#### Using the information
[1] According to the article on the Beholder short film, which Russian outfit released the short?
[2] Reproduce the passage of the article on the Beholder short film, starting at "You can check" and ending at "it’s based on.".

#### Text under study
.....
A live-action short-film based on Warm Lamp Games’ Beholder was recently published over on YouTube. The ten minute video covers a story involving a look at a live-action version of the dark, totalitarian state regime brought to life.
Russian outfit Kinodom Films let loose the short, which is the same group that worked on the Papers, Please short. In the press release, Nikita Ordynskiy, the founder of Kinodom, explained what the motivation was behind the short, saying…
“We are preserving the approach that we have developed while working on the Papers, Please adaptation: we try to vividly depict the original game and avoid adding any imagined details,’ says Nikita, ‘That’s why we’ve decided to go with a black-and-white reproduction, drop the dialogues and stick to a silent movie. We believe that this approach will help us convey the grim atmosphere of the game best.”
You can check out the short over on Никита Ордынский’s YouTube channel.
Much like the game from Warm Lamp Games and Alawar Premium, the black and white short uses certain colors to highlight the dystopian contrast that is also present in the game it’s based on.
It’s not a silent film, but there is no dialogue. Instead it follows an overseer who has an ill daughter and needs medicine to help her. He contemplates his options, ruminating on the concept of stealing the pills from a neighbor, or having him arrested, or blackmailing him for it.
It’s another of many allegories about the dangers of Communism, and how state-controlled rationing will lead to lots of suffering.
Lots of Leftists continue to argue that the Communism that has been utilized thus far isn’t real Communism, but we literally see these kind of dystopian effects taking place in real life. Just recently China sentenced multiple people to 10 years in prison for simply selling yaoi novels, which contained homosexual content.
In this case, the short film from Kinodom highlights how desperate measures will force people into desperate situations, all because a state-controlled mandate attempts to control who gets to be treated more equal than others.
.....
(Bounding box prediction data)
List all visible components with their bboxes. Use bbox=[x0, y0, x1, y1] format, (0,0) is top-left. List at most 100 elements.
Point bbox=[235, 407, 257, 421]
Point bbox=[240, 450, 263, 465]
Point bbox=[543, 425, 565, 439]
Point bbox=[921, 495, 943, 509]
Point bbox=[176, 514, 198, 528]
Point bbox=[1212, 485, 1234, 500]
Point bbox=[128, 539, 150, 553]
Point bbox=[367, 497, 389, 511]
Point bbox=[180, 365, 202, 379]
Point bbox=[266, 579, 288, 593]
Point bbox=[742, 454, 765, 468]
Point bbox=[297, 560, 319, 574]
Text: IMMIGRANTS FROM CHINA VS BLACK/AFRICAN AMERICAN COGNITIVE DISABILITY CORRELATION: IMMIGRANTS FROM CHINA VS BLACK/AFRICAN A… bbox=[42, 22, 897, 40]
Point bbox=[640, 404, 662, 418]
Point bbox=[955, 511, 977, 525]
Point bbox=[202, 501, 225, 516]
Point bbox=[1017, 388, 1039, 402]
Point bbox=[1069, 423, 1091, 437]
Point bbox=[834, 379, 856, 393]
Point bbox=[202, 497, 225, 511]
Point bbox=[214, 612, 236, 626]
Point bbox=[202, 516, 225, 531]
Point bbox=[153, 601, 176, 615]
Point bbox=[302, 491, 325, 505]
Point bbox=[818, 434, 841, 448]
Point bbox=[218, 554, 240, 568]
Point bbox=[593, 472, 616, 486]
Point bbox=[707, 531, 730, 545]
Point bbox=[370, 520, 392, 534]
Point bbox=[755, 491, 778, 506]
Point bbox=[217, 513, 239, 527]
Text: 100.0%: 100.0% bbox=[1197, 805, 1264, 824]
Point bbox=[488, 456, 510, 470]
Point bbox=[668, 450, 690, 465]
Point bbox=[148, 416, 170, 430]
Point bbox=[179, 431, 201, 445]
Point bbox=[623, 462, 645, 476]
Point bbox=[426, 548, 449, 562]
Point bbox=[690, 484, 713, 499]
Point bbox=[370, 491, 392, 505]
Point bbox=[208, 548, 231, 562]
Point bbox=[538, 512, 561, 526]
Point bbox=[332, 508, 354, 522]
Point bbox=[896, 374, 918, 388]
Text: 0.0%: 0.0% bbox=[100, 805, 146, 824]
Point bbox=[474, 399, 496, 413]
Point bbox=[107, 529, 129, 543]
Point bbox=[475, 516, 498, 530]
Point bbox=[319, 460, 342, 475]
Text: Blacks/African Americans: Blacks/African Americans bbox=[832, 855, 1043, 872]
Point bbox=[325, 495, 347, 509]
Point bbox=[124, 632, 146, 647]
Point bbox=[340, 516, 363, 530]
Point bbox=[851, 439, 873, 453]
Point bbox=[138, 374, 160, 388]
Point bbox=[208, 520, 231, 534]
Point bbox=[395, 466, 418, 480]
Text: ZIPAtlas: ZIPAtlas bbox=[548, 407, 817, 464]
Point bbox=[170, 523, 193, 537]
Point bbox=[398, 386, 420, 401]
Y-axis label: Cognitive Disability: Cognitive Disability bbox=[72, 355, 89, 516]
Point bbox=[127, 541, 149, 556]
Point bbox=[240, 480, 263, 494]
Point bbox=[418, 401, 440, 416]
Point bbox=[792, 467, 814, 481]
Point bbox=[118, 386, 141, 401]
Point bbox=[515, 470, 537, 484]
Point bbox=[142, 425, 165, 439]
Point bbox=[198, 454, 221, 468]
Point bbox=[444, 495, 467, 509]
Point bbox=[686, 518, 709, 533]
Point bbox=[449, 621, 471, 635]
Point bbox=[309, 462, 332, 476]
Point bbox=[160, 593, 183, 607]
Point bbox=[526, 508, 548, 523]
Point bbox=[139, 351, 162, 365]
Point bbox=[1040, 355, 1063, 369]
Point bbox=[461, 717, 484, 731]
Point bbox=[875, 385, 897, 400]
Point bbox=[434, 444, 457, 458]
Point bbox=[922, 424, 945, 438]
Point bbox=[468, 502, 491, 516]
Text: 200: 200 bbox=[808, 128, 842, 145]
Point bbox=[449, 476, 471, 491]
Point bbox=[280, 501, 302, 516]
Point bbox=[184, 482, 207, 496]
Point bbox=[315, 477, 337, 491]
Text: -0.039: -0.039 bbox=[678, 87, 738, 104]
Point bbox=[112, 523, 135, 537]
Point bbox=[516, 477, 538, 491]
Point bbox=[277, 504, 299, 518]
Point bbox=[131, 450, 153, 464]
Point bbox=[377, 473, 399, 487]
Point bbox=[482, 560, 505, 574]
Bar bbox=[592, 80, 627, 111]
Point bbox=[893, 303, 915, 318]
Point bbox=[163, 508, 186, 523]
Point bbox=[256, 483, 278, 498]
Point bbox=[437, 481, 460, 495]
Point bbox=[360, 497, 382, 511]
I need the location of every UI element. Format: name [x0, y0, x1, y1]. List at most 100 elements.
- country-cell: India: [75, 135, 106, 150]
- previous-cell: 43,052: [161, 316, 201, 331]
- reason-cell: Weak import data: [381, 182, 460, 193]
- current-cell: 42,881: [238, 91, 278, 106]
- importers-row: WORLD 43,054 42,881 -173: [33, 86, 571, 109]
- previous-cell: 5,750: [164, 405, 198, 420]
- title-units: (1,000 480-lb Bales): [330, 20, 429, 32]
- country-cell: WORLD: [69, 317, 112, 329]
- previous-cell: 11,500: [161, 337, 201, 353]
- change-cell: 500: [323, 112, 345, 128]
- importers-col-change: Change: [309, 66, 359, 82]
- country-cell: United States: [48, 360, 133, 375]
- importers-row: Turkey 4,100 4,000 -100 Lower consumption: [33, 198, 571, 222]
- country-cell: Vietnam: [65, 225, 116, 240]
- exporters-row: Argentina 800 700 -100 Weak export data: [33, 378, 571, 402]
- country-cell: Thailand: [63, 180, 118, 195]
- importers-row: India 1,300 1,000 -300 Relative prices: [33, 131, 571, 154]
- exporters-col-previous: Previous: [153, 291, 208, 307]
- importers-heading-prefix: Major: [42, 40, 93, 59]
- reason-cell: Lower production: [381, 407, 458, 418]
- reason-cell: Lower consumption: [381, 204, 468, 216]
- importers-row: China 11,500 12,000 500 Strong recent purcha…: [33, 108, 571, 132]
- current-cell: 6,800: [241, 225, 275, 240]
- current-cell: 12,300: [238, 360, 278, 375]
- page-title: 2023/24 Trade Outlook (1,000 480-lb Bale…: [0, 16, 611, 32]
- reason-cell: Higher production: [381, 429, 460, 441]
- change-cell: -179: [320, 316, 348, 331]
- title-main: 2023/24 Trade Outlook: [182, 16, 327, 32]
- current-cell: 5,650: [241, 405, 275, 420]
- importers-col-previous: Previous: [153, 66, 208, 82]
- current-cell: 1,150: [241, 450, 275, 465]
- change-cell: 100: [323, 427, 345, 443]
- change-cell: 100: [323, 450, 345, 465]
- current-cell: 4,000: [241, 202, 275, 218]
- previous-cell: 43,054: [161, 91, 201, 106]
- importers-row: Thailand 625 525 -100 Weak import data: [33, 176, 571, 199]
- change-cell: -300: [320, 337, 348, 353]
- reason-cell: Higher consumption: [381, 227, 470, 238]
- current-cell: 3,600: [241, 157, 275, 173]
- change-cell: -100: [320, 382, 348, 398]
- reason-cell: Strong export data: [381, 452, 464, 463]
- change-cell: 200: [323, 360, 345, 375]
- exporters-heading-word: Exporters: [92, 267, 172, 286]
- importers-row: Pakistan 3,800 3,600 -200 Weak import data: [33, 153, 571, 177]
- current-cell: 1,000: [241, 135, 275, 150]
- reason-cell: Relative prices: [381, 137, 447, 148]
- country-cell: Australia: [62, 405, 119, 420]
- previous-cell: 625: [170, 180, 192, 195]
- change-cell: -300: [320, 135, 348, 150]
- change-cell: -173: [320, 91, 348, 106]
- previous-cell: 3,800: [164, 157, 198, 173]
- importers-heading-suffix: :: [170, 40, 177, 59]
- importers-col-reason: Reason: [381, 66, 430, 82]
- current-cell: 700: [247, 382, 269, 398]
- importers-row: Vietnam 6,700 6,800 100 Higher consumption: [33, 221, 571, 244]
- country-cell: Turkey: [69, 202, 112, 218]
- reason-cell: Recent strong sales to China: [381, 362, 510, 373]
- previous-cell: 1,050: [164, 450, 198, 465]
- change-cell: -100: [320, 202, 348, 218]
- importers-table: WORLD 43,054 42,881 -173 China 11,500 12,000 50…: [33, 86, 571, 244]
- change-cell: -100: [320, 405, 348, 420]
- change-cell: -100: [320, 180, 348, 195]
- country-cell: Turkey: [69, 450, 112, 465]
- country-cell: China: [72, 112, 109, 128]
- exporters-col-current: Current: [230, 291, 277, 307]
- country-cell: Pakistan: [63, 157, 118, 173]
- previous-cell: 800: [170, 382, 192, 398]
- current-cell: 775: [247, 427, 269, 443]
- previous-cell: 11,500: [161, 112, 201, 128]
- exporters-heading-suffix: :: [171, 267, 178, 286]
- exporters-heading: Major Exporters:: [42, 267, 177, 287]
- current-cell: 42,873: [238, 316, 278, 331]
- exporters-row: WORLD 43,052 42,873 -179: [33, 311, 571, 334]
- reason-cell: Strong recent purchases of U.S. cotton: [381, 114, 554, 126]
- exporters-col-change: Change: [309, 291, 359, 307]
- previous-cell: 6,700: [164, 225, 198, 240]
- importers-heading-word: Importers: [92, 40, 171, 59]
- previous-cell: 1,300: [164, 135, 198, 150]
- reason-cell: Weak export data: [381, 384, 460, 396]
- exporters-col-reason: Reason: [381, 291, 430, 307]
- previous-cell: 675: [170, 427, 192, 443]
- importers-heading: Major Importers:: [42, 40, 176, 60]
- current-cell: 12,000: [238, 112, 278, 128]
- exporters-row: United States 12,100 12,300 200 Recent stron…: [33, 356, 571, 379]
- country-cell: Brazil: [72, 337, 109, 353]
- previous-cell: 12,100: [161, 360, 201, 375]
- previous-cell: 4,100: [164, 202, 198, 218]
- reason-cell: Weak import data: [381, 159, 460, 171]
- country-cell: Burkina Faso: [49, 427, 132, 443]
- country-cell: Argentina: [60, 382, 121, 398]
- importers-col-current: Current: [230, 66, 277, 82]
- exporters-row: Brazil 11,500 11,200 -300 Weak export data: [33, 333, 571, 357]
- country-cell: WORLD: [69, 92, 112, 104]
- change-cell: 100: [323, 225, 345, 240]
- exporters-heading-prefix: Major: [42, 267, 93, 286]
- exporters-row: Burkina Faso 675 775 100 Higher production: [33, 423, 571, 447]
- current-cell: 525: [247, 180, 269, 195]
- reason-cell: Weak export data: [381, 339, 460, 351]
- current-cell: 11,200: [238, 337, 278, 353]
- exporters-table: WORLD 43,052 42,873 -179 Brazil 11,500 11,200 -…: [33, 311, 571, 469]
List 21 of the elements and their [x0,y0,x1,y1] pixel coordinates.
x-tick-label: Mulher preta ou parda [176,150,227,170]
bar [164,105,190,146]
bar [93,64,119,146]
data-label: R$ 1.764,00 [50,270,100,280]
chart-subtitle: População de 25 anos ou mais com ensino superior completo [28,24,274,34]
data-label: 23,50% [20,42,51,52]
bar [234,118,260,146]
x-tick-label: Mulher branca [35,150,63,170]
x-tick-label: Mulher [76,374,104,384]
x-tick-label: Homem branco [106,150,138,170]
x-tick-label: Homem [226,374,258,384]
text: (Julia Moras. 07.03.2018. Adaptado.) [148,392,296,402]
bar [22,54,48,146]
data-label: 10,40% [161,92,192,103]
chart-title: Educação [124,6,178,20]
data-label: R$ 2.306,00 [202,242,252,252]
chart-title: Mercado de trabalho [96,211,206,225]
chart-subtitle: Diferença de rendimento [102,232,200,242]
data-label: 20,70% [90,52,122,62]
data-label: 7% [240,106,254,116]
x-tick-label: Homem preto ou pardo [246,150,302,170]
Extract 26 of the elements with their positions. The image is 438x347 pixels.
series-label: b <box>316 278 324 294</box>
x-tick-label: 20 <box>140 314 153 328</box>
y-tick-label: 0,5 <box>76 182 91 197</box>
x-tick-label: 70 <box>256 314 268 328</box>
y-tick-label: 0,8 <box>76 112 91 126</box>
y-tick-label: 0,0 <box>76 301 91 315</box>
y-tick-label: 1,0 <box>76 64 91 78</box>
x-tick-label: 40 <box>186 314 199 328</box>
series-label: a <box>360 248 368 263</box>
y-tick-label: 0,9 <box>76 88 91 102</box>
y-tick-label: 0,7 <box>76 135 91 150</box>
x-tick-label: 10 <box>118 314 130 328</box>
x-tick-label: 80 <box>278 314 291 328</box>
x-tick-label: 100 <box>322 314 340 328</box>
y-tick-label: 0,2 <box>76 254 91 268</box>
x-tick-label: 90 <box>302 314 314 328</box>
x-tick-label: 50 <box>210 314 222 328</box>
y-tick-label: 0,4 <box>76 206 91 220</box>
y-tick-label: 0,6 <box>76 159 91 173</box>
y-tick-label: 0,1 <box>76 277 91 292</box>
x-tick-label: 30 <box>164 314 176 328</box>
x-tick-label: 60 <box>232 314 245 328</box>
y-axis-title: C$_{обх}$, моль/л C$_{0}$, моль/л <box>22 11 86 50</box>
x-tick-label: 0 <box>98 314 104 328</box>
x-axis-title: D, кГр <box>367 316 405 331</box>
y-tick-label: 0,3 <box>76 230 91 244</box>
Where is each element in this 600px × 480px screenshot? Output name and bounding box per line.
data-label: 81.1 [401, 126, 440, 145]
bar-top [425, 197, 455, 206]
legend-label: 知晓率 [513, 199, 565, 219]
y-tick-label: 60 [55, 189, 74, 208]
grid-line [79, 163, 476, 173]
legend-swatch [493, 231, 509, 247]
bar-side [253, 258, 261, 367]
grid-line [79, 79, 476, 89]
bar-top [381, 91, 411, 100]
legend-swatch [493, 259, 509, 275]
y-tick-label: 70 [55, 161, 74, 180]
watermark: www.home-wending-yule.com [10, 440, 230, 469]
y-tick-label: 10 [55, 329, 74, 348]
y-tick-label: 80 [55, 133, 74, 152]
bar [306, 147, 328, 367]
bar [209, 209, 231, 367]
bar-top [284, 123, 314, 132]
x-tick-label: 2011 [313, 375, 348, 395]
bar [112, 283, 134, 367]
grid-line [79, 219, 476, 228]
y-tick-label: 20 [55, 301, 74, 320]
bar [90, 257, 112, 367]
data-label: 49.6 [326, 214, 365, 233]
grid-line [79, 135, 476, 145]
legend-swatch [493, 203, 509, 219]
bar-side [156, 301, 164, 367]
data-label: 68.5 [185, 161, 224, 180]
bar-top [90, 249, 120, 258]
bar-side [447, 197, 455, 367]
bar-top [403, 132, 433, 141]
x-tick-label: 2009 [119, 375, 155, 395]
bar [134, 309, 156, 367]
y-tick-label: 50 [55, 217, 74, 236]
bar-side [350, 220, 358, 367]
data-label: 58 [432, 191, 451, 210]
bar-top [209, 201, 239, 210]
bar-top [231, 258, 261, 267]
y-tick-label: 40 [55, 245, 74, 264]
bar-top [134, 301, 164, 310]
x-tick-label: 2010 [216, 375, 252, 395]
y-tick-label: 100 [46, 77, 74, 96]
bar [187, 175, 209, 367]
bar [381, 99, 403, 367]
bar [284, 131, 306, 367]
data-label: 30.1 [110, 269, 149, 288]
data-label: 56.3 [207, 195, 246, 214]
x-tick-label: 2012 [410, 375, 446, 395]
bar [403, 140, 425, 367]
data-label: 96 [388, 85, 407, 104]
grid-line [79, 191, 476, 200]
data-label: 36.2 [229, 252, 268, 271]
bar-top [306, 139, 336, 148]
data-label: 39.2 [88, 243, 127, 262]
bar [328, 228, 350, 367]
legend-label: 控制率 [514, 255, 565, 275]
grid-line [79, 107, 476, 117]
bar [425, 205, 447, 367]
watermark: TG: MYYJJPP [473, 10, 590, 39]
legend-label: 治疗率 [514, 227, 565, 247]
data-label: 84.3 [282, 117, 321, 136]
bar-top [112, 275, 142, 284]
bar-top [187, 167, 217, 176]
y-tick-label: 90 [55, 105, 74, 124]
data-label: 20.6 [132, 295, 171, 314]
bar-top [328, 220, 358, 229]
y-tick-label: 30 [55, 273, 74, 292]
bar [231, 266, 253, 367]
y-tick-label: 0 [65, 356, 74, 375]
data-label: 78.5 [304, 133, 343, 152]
.....
#### Results of the tasks
[1] Kinodom Films

[2]
You can check out the short over on Никита Ордынский’s YouTube channel.
Much like the game from Warm Lamp Games and Alawar Premium, the black and white short uses certain colors to highlight the dystopian contrast that is also present in the game it’s based on.